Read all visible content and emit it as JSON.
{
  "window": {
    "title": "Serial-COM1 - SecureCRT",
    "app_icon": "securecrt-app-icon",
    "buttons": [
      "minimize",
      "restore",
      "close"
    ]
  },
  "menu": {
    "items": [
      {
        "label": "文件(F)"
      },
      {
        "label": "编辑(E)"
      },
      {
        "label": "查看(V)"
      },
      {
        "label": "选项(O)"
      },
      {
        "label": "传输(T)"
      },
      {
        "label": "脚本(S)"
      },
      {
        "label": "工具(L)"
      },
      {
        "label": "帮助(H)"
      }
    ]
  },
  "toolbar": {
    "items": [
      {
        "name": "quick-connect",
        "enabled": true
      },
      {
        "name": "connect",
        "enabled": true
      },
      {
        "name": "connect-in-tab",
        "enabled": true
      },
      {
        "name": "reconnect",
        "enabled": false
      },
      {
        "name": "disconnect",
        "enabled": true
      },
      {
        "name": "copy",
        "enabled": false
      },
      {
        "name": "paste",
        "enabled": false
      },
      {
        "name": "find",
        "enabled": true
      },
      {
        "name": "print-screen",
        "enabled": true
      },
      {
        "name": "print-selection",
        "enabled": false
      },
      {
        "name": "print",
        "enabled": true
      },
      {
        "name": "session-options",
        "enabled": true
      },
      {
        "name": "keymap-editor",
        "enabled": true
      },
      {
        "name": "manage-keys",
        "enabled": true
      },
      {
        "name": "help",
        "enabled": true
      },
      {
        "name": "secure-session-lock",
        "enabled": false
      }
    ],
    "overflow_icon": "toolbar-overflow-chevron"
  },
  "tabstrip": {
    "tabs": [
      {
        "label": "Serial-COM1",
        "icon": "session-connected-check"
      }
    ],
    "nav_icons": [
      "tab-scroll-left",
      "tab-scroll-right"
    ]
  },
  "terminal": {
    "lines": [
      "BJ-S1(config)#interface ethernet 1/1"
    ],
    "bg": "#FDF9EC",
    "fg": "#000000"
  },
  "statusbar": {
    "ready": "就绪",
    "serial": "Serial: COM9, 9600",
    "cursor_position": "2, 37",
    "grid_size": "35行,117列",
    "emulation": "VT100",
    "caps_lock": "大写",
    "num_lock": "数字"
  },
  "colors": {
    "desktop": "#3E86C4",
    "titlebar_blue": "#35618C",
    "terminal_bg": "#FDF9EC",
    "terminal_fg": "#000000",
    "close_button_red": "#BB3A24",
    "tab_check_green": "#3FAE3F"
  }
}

______

Given instruction: Each record must be repeated exactly as it is.

Problem solution:
Read all visible content and emit it as JSON.
{
  "window": {
    "title": "Serial-COM1 - SecureCRT",
    "app_icon": "securecrt-app-icon",
    "buttons": [
      "minimize",
      "restore",
      "close"
    ]
  },
  "menu": {
    "items": [
      {
        "label": "文件(F)"
      },
      {
        "label": "编辑(E)"
      },
      {
        "label": "查看(V)"
      },
      {
        "label": "选项(O)"
      },
      {
        "label": "传输(T)"
      },
      {
        "label": "脚本(S)"
      },
      {
        "label": "工具(L)"
      },
      {
        "label": "帮助(H)"
      }
    ]
  },
  "toolbar": {
    "items": [
      {
        "name": "quick-connect",
        "enabled": true
      },
      {
        "name": "connect",
        "enabled": true
      },
      {
        "name": "connect-in-tab",
        "enabled": true
      },
      {
        "name": "reconnect",
        "enabled": false
      },
      {
        "name": "disconnect",
        "enabled": true
      },
      {
        "name": "copy",
        "enabled": false
      },
      {
        "name": "paste",
        "enabled": false
      },
      {
        "name": "find",
        "enabled": true
      },
      {
        "name": "print-screen",
        "enabled": true
      },
      {
        "name": "print-selection",
        "enabled": false
      },
      {
        "name": "print",
        "enabled": true
      },
      {
        "name": "session-options",
        "enabled": true
      },
      {
        "name": "keymap-editor",
        "enabled": true
      },
      {
        "name": "manage-keys",
        "enabled": true
      },
      {
        "name": "help",
        "enabled": true
      },
      {
        "name": "secure-session-lock",
        "enabled": false
      }
    ],
    "overflow_icon": "toolbar-overflow-chevron"
  },
  "tabstrip": {
    "tabs": [
      {
        "label": "Serial-COM1",
        "icon": "session-connected-check"
      }
    ],
    "nav_icons": [
      "tab-scroll-left",
      "tab-scroll-right"
    ]
  },
  "terminal": {
    "lines": [
      "BJ-S1(config)#interface ethernet 1/1"
    ],
    "bg": "#FDF9EC",
    "fg": "#000000"
  },
  "statusbar": {
    "ready": "就绪",
    "serial": "Serial: COM9, 9600",
    "cursor_position": "2, 37",
    "grid_size": "35行,117列",
    "emulation": "VT100",
    "caps_lock": "大写",
    "num_lock": "数字"
  },
  "colors": {
    "desktop": "#3E86C4",
    "titlebar_blue": "#35618C",
    "terminal_bg": "#FDF9EC",
    "terminal_fg": "#000000",
    "close_button_red": "#BB3A24",
    "tab_check_green": "#3FAE3F"
  }
}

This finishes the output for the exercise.